Stored entries:
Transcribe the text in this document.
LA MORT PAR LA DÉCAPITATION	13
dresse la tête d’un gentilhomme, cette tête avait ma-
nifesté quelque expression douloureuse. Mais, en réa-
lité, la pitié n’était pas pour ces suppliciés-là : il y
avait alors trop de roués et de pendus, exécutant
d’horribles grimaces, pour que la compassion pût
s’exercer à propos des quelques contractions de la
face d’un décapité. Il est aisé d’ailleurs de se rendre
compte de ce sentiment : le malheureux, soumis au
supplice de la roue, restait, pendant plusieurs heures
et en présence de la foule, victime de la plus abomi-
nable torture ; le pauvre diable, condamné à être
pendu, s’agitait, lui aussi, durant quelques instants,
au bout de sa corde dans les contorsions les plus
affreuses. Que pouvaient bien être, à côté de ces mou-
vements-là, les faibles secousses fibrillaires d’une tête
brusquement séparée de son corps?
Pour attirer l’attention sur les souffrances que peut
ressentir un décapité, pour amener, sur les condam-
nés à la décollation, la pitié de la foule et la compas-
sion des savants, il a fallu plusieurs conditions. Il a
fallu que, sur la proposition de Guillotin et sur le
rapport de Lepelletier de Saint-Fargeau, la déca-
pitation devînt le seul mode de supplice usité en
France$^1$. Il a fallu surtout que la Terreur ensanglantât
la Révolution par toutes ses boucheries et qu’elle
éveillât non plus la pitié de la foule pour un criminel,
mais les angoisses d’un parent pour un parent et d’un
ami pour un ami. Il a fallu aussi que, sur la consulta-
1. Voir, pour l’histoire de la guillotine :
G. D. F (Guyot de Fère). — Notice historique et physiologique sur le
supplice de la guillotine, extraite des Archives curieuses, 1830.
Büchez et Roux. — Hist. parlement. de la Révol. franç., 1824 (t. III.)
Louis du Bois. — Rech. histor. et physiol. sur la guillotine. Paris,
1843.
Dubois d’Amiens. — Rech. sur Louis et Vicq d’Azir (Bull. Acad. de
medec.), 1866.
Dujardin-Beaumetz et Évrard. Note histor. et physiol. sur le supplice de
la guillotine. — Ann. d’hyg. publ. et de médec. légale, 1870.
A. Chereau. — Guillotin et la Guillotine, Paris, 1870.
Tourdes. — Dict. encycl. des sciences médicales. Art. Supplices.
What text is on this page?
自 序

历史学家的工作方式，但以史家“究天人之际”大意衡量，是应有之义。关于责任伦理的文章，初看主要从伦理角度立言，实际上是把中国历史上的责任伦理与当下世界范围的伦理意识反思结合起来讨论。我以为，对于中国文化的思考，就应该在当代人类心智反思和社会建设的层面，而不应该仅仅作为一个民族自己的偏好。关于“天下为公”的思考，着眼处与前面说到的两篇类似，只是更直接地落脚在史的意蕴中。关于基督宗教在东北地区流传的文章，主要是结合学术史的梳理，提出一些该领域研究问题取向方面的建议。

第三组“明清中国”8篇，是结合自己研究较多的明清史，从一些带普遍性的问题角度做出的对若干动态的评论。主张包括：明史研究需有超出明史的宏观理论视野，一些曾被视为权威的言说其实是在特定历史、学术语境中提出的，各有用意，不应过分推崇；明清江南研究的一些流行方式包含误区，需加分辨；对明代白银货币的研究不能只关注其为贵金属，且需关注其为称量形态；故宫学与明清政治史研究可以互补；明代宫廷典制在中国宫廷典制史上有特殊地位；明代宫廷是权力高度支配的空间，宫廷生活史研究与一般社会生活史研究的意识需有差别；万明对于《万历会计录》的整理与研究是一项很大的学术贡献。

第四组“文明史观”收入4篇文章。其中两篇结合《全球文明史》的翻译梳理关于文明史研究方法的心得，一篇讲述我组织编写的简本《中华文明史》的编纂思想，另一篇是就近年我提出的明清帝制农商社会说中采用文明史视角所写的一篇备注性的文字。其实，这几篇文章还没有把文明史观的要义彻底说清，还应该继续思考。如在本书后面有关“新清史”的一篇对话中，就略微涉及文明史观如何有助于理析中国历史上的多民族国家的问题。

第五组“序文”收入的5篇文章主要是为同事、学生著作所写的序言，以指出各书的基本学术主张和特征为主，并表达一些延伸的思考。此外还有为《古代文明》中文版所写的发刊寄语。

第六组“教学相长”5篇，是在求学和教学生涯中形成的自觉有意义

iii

§ Problem statement: Output the complete data exactly as written.

§ Expected answer:
Transcribe the text in this document.
LA MORT PAR LA DÉCAPITATION	13
dresse la tête d’un gentilhomme, cette tête avait ma-
nifesté quelque expression douloureuse. Mais, en réa-
lité, la pitié n’était pas pour ces suppliciés-là : il y
avait alors trop de roués et de pendus, exécutant
d’horribles grimaces, pour que la compassion pût
s’exercer à propos des quelques contractions de la
face d’un décapité. Il est aisé d’ailleurs de se rendre
compte de ce sentiment : le malheureux, soumis au
supplice de la roue, restait, pendant plusieurs heures
et en présence de la foule, victime de la plus abomi-
nable torture ; le pauvre diable, condamné à être
pendu, s’agitait, lui aussi, durant quelques instants,
au bout de sa corde dans les contorsions les plus
affreuses. Que pouvaient bien être, à côté de ces mou-
vements-là, les faibles secousses fibrillaires d’une tête
brusquement séparée de son corps?
Pour attirer l’attention sur les souffrances que peut
ressentir un décapité, pour amener, sur les condam-
nés à la décollation, la pitié de la foule et la compas-
sion des savants, il a fallu plusieurs conditions. Il a
fallu que, sur la proposition de Guillotin et sur le
rapport de Lepelletier de Saint-Fargeau, la déca-
pitation devînt le seul mode de supplice usité en
France$^1$. Il a fallu surtout que la Terreur ensanglantât
la Révolution par toutes ses boucheries et qu’elle
éveillât non plus la pitié de la foule pour un criminel,
mais les angoisses d’un parent pour un parent et d’un
ami pour un ami. Il a fallu aussi que, sur la consulta-
1. Voir, pour l’histoire de la guillotine :
G. D. F (Guyot de Fère). — Notice historique et physiologique sur le
supplice de la guillotine, extraite des Archives curieuses, 1830.
Büchez et Roux. — Hist. parlement. de la Révol. franç., 1824 (t. III.)
Louis du Bois. — Rech. histor. et physiol. sur la guillotine. Paris,
1843.
Dubois d’Amiens. — Rech. sur Louis et Vicq d’Azir (Bull. Acad. de
medec.), 1866.
Dujardin-Beaumetz et Évrard. Note histor. et physiol. sur le supplice de
la guillotine. — Ann. d’hyg. publ. et de médec. légale, 1870.
A. Chereau. — Guillotin et la Guillotine, Paris, 1870.
Tourdes. — Dict. encycl. des sciences médicales. Art. Supplices.
What text is on this page?
自 序

历史学家的工作方式，但以史家“究天人之际”大意衡量，是应有之义。关于责任伦理的文章，初看主要从伦理角度立言，实际上是把中国历史上的责任伦理与当下世界范围的伦理意识反思结合起来讨论。我以为，对于中国文化的思考，就应该在当代人类心智反思和社会建设的层面，而不应该仅仅作为一个民族自己的偏好。关于“天下为公”的思考，着眼处与前面说到的两篇类似，只是更直接地落脚在史的意蕴中。关于基督宗教在东北地区流传的文章，主要是结合学术史的梳理，提出一些该领域研究问题取向方面的建议。

第三组“明清中国”8篇，是结合自己研究较多的明清史，从一些带普遍性的问题角度做出的对若干动态的评论。主张包括：明史研究需有超出明史的宏观理论视野，一些曾被视为权威的言说其实是在特定历史、学术语境中提出的，各有用意，不应过分推崇；明清江南研究的一些流行方式包含误区，需加分辨；对明代白银货币的研究不能只关注其为贵金属，且需关注其为称量形态；故宫学与明清政治史研究可以互补；明代宫廷典制在中国宫廷典制史上有特殊地位；明代宫廷是权力高度支配的空间，宫廷生活史研究与一般社会生活史研究的意识需有差别；万明对于《万历会计录》的整理与研究是一项很大的学术贡献。

第四组“文明史观”收入4篇文章。其中两篇结合《全球文明史》的翻译梳理关于文明史研究方法的心得，一篇讲述我组织编写的简本《中华文明史》的编纂思想，另一篇是就近年我提出的明清帝制农商社会说中采用文明史视角所写的一篇备注性的文字。其实，这几篇文章还没有把文明史观的要义彻底说清，还应该继续思考。如在本书后面有关“新清史”的一篇对话中，就略微涉及文明史观如何有助于理析中国历史上的多民族国家的问题。

第五组“序文”收入的5篇文章主要是为同事、学生著作所写的序言，以指出各书的基本学术主张和特征为主，并表达一些延伸的思考。此外还有为《古代文明》中文版所写的发刊寄语。

第六组“教学相长”5篇，是在求学和教学生涯中形成的自觉有意义

iii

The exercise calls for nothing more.